→ **WHAT THIS TASK INVOLVES**:
With the pictures omitted, write out the entries that follow exactly as they stand.

::: RECORDS SUPPLIED :::

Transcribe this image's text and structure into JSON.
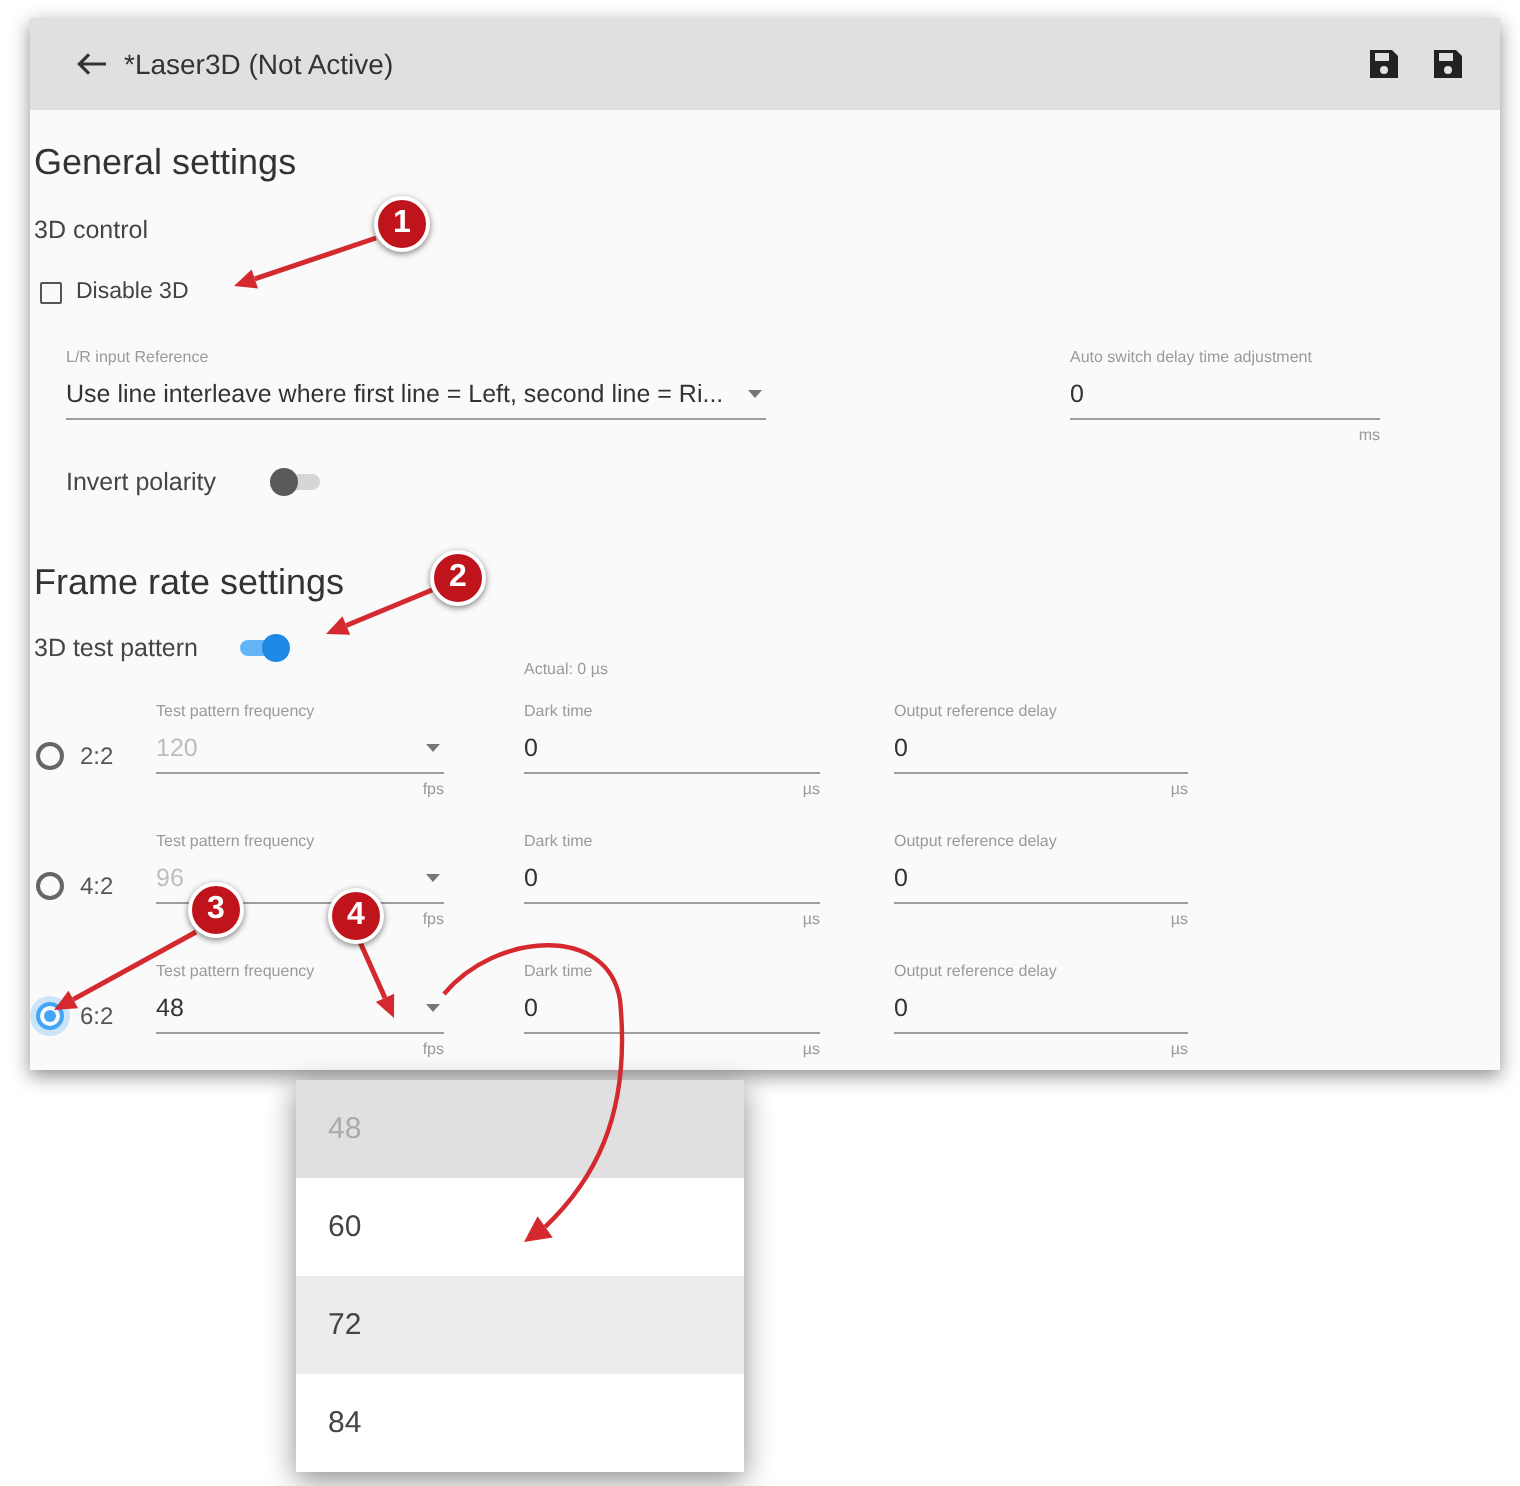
{
  "header": {
    "title": "*Laser3D (Not Active)"
  },
  "general_settings": {
    "title": "General settings",
    "section": "3D control",
    "disable_3d": {
      "label": "Disable 3D",
      "checked": false
    },
    "lr_input_reference": {
      "kind": "select",
      "label": "L/R input Reference",
      "value": "Use line interleave where first line = Left, second line = Ri..."
    },
    "auto_switch_delay": {
      "kind": "input",
      "label": "Auto switch delay time adjustment",
      "value": "0",
      "unit": "ms"
    },
    "invert_polarity": {
      "label": "Invert polarity",
      "on": false
    }
  },
  "frame_rate_settings": {
    "title": "Frame rate settings",
    "test_pattern": {
      "label": "3D test pattern",
      "on": true
    },
    "actual": "Actual: 0 µs",
    "modes": [
      {
        "label": "2:2",
        "selected": false,
        "fields": [
          {
            "kind": "select",
            "label": "Test pattern frequency",
            "value": "120",
            "unit": "fps",
            "disabled": true
          },
          {
            "kind": "input",
            "label": "Dark time",
            "value": "0",
            "unit": "µs"
          },
          {
            "kind": "input",
            "label": "Output reference delay",
            "value": "0",
            "unit": "µs"
          }
        ]
      },
      {
        "label": "4:2",
        "selected": false,
        "fields": [
          {
            "kind": "select",
            "label": "Test pattern frequency",
            "value": "96",
            "unit": "fps",
            "disabled": true
          },
          {
            "kind": "input",
            "label": "Dark time",
            "value": "0",
            "unit": "µs"
          },
          {
            "kind": "input",
            "label": "Output reference delay",
            "value": "0",
            "unit": "µs"
          }
        ]
      },
      {
        "label": "6:2",
        "selected": true,
        "fields": [
          {
            "kind": "select",
            "label": "Test pattern frequency",
            "value": "48",
            "unit": "fps",
            "disabled": false
          },
          {
            "kind": "input",
            "label": "Dark time",
            "value": "0",
            "unit": "µs"
          },
          {
            "kind": "input",
            "label": "Output reference delay",
            "value": "0",
            "unit": "µs"
          }
        ]
      }
    ]
  },
  "dropdown": {
    "options": [
      {
        "label": "48",
        "selected": true,
        "hovered": false
      },
      {
        "label": "60",
        "selected": false,
        "hovered": false
      },
      {
        "label": "72",
        "selected": false,
        "hovered": true
      },
      {
        "label": "84",
        "selected": false,
        "hovered": false
      }
    ]
  },
  "annotations": [
    {
      "number": "1"
    },
    {
      "number": "2"
    },
    {
      "number": "3"
    },
    {
      "number": "4"
    }
  ]
}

:::

→ **SOLUTION TO THIS EXERCISE**:
Transcribe this image's text and structure into JSON.
{
  "header": {
    "title": "*Laser3D (Not Active)"
  },
  "general_settings": {
    "title": "General settings",
    "section": "3D control",
    "disable_3d": {
      "label": "Disable 3D",
      "checked": false
    },
    "lr_input_reference": {
      "kind": "select",
      "label": "L/R input Reference",
      "value": "Use line interleave where first line = Left, second line = Ri..."
    },
    "auto_switch_delay": {
      "kind": "input",
      "label": "Auto switch delay time adjustment",
      "value": "0",
      "unit": "ms"
    },
    "invert_polarity": {
      "label": "Invert polarity",
      "on": false
    }
  },
  "frame_rate_settings": {
    "title": "Frame rate settings",
    "test_pattern": {
      "label": "3D test pattern",
      "on": true
    },
    "actual": "Actual: 0 µs",
    "modes": [
      {
        "label": "2:2",
        "selected": false,
        "fields": [
          {
            "kind": "select",
            "label": "Test pattern frequency",
            "value": "120",
            "unit": "fps",
            "disabled": true
          },
          {
            "kind": "input",
            "label": "Dark time",
            "value": "0",
            "unit": "µs"
          },
          {
            "kind": "input",
            "label": "Output reference delay",
            "value": "0",
            "unit": "µs"
          }
        ]
      },
      {
        "label": "4:2",
        "selected": false,
        "fields": [
          {
            "kind": "select",
            "label": "Test pattern frequency",
            "value": "96",
            "unit": "fps",
            "disabled": true
          },
          {
            "kind": "input",
            "label": "Dark time",
            "value": "0",
            "unit": "µs"
          },
          {
            "kind": "input",
            "label": "Output reference delay",
            "value": "0",
            "unit": "µs"
          }
        ]
      },
      {
        "label": "6:2",
        "selected": true,
        "fields": [
          {
            "kind": "select",
            "label": "Test pattern frequency",
            "value": "48",
            "unit": "fps",
            "disabled": false
          },
          {
            "kind": "input",
            "label": "Dark time",
            "value": "0",
            "unit": "µs"
          },
          {
            "kind": "input",
            "label": "Output reference delay",
            "value": "0",
            "unit": "µs"
          }
        ]
      }
    ]
  },
  "dropdown": {
    "options": [
      {
        "label": "48",
        "selected": true,
        "hovered": false
      },
      {
        "label": "60",
        "selected": false,
        "hovered": false
      },
      {
        "label": "72",
        "selected": false,
        "hovered": true
      },
      {
        "label": "84",
        "selected": false,
        "hovered": false
      }
    ]
  },
  "annotations": [
    {
      "number": "1"
    },
    {
      "number": "2"
    },
    {
      "number": "3"
    },
    {
      "number": "4"
    }
  ]
}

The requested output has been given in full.